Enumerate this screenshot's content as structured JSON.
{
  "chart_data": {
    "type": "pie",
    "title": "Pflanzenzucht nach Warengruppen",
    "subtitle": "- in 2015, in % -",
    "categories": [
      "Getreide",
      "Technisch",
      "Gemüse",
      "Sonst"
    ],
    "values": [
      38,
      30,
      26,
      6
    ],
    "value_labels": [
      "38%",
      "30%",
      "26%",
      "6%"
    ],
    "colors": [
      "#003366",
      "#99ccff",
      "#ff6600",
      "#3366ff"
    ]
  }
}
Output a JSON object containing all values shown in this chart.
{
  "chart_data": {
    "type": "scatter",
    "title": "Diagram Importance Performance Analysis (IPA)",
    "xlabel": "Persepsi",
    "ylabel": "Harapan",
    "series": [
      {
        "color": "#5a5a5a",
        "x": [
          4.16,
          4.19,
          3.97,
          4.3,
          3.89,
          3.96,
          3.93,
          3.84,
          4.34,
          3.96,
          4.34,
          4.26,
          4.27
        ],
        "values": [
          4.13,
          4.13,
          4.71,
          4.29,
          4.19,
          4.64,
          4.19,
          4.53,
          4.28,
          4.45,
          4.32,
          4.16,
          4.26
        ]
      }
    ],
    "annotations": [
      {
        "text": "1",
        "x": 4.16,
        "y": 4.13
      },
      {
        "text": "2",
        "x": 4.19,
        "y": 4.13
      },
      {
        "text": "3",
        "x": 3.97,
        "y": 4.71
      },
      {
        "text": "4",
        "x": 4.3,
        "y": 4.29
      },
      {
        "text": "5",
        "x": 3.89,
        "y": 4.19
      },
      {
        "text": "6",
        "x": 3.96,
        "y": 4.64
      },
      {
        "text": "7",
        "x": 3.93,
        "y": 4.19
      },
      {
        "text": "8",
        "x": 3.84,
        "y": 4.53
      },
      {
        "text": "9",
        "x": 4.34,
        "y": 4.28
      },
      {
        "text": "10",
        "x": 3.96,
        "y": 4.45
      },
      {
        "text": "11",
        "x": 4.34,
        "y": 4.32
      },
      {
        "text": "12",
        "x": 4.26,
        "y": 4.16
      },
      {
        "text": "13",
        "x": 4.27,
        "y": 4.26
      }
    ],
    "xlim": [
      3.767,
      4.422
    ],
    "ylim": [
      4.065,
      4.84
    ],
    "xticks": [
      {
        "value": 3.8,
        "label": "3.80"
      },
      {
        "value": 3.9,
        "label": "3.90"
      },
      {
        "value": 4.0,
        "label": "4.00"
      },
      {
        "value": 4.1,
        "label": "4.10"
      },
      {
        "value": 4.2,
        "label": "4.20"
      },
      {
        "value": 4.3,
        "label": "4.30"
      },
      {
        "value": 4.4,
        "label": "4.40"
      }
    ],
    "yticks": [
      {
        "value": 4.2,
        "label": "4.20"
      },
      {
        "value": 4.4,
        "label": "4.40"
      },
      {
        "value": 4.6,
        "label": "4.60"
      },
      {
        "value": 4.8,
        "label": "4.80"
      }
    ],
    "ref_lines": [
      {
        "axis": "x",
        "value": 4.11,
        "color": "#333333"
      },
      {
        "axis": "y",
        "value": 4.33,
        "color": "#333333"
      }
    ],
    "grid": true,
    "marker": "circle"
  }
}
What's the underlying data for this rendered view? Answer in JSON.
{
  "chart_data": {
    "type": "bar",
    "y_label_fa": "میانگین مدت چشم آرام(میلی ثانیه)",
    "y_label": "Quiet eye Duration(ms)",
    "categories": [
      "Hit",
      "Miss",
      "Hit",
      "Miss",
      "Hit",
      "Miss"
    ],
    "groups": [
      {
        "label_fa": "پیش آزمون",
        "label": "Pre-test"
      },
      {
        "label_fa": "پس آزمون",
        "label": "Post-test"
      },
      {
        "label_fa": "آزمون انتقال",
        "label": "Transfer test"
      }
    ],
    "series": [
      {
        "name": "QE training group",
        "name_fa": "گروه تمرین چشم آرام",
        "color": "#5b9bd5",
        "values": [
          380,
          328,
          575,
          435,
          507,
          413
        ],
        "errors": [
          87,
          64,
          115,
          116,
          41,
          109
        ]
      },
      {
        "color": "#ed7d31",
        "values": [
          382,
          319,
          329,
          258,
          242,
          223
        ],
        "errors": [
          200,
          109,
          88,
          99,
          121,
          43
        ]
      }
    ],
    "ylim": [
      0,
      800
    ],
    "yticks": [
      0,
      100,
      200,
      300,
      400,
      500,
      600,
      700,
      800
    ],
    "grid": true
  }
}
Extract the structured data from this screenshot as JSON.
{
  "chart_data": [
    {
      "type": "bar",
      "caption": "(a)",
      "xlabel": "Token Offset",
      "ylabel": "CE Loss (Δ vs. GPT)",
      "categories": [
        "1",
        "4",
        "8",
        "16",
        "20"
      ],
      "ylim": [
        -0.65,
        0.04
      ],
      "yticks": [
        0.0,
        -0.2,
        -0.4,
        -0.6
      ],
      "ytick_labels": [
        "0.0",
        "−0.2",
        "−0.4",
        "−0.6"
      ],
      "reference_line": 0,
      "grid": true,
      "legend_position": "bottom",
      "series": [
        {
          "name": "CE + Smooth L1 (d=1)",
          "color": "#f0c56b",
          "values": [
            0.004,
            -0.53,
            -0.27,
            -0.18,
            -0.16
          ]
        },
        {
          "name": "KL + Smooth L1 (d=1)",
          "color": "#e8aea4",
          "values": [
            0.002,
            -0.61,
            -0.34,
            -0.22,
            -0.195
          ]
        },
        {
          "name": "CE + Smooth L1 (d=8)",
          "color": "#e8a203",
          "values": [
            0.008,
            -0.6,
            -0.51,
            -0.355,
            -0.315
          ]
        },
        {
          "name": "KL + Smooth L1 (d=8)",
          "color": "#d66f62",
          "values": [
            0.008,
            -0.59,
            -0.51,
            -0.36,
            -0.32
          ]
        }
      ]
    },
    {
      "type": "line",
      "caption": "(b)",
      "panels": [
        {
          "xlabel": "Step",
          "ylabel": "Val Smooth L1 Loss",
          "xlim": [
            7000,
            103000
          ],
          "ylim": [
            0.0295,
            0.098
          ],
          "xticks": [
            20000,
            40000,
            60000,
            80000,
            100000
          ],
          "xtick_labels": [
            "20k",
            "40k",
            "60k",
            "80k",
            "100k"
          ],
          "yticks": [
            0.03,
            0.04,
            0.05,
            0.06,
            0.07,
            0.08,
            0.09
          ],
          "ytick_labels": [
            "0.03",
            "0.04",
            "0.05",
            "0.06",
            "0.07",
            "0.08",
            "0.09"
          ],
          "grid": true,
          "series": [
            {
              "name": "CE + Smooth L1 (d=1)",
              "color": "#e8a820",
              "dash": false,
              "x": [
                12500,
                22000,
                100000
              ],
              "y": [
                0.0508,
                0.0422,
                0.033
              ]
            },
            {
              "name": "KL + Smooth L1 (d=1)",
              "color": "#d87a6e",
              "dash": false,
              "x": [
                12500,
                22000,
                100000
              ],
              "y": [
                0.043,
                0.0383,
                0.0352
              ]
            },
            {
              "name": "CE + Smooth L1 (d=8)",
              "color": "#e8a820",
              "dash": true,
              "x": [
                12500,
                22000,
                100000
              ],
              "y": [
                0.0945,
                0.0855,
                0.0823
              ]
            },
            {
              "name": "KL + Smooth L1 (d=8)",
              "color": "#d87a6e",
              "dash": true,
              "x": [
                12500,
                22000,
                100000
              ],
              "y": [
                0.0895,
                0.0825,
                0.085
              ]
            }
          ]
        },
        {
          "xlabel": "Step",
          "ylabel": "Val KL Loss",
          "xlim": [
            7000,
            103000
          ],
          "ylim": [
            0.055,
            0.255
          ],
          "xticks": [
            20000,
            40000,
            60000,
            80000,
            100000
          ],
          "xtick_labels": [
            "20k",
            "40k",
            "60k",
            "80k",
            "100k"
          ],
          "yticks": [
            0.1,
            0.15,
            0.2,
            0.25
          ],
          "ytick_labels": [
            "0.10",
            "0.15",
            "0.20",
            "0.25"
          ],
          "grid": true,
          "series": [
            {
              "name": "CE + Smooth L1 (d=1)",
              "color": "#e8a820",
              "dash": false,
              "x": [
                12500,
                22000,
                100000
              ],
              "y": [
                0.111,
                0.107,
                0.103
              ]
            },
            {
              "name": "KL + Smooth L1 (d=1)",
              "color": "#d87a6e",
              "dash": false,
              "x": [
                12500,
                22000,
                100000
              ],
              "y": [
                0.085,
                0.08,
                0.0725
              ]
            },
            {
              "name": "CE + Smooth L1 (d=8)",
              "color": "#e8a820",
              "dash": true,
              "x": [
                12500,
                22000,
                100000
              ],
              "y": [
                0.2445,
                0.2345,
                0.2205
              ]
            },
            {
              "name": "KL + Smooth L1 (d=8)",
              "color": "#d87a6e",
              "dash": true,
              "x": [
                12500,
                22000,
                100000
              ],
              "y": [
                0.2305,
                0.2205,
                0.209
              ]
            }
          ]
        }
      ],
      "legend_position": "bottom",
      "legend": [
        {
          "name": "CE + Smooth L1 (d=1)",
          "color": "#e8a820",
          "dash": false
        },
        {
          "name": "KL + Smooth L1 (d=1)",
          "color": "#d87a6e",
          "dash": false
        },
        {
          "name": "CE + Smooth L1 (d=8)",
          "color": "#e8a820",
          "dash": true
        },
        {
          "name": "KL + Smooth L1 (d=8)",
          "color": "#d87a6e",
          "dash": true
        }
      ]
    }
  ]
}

◇ ◇ ◇ ◇ ◇

_STATED GOAL_
Gather from the entries above all lines that include the string "test".

_SOLVED PROBLEM_
        "label": "Pre-test"
        "label": "Post-test"
        "label": "Transfer test"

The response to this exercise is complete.